_Stated exercise_.
Copy all of the material word for word, except for the pictures.

[Saved entries]
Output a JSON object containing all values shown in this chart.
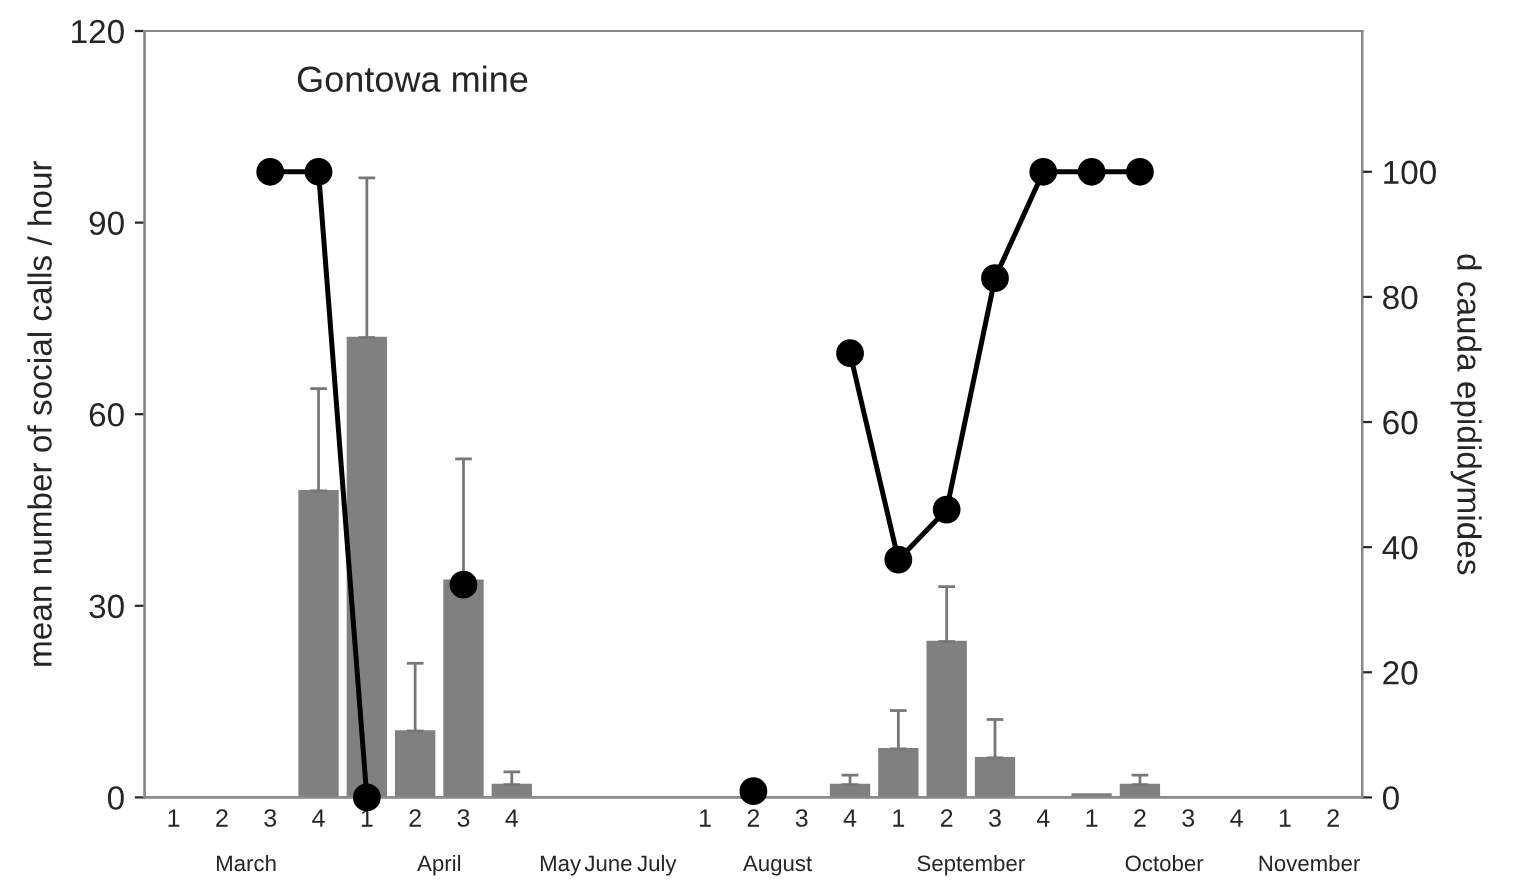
{
  "chart_data": {
    "type": "bar",
    "title": "Gontowa mine",
    "ylabel": "mean number of social calls / hour",
    "y2label": "d cauda epididymides",
    "categories": [
      "1",
      "2",
      "3",
      "4",
      "1",
      "2",
      "3",
      "4",
      null,
      null,
      null,
      "1",
      "2",
      "3",
      "4",
      "1",
      "2",
      "3",
      "4",
      "1",
      "2",
      "3",
      "4",
      "1",
      "2"
    ],
    "annotations": [
      "March",
      "April",
      "May",
      "June",
      "July",
      "August",
      "September",
      "October",
      "November"
    ],
    "series": [
      {
        "color": "#808080",
        "values": [
          0,
          0,
          0,
          48,
          72,
          10.4,
          34,
          2,
          0,
          0,
          0,
          0,
          0,
          0,
          2,
          7.6,
          24.4,
          6.2,
          0,
          0.5,
          2,
          0,
          0,
          0,
          0
        ],
        "errors": [
          null,
          null,
          null,
          [
            48,
            64
          ],
          [
            72,
            97
          ],
          [
            10.4,
            21
          ],
          [
            34,
            53
          ],
          [
            2,
            4
          ],
          null,
          null,
          null,
          null,
          null,
          null,
          [
            2,
            3.5
          ],
          [
            7.6,
            13.6
          ],
          [
            24.4,
            33
          ],
          [
            6.2,
            12.2
          ],
          null,
          null,
          [
            2,
            3.5
          ],
          null,
          null,
          null,
          null
        ]
      },
      {
        "type": "line",
        "axis": "y2",
        "color": "#000000",
        "marker": "circle",
        "line_style": "solid",
        "values": [
          null,
          null,
          100,
          100,
          0,
          null,
          34,
          null,
          null,
          null,
          null,
          null,
          1,
          null,
          71,
          38,
          46,
          83,
          100,
          100,
          100,
          null,
          null,
          null,
          null
        ]
      }
    ],
    "ylim": [
      0,
      120
    ],
    "yticks": [
      0,
      30,
      60,
      90,
      120
    ],
    "y2lim": [
      0,
      122.5
    ],
    "y2ticks": [
      0,
      20,
      40,
      60,
      80,
      100
    ],
    "grid": false,
    "legend": false
  }
}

_Result of the exercise_.
Output a JSON object containing all values shown in this chart.
{
  "chart_data": {
    "type": "bar",
    "title": "Gontowa mine",
    "ylabel": "mean number of social calls / hour",
    "y2label": "d cauda epididymides",
    "categories": [
      "1",
      "2",
      "3",
      "4",
      "1",
      "2",
      "3",
      "4",
      null,
      null,
      null,
      "1",
      "2",
      "3",
      "4",
      "1",
      "2",
      "3",
      "4",
      "1",
      "2",
      "3",
      "4",
      "1",
      "2"
    ],
    "annotations": [
      "March",
      "April",
      "May",
      "June",
      "July",
      "August",
      "September",
      "October",
      "November"
    ],
    "series": [
      {
        "color": "#808080",
        "values": [
          0,
          0,
          0,
          48,
          72,
          10.4,
          34,
          2,
          0,
          0,
          0,
          0,
          0,
          0,
          2,
          7.6,
          24.4,
          6.2,
          0,
          0.5,
          2,
          0,
          0,
          0,
          0
        ],
        "errors": [
          null,
          null,
          null,
          [
            48,
            64
          ],
          [
            72,
            97
          ],
          [
            10.4,
            21
          ],
          [
            34,
            53
          ],
          [
            2,
            4
          ],
          null,
          null,
          null,
          null,
          null,
          null,
          [
            2,
            3.5
          ],
          [
            7.6,
            13.6
          ],
          [
            24.4,
            33
          ],
          [
            6.2,
            12.2
          ],
          null,
          null,
          [
            2,
            3.5
          ],
          null,
          null,
          null,
          null
        ]
      },
      {
        "type": "line",
        "axis": "y2",
        "color": "#000000",
        "marker": "circle",
        "line_style": "solid",
        "values": [
          null,
          null,
          100,
          100,
          0,
          null,
          34,
          null,
          null,
          null,
          null,
          null,
          1,
          null,
          71,
          38,
          46,
          83,
          100,
          100,
          100,
          null,
          null,
          null,
          null
        ]
      }
    ],
    "ylim": [
      0,
      120
    ],
    "yticks": [
      0,
      30,
      60,
      90,
      120
    ],
    "y2lim": [
      0,
      122.5
    ],
    "y2ticks": [
      0,
      20,
      40,
      60,
      80,
      100
    ],
    "grid": false,
    "legend": false
  }
}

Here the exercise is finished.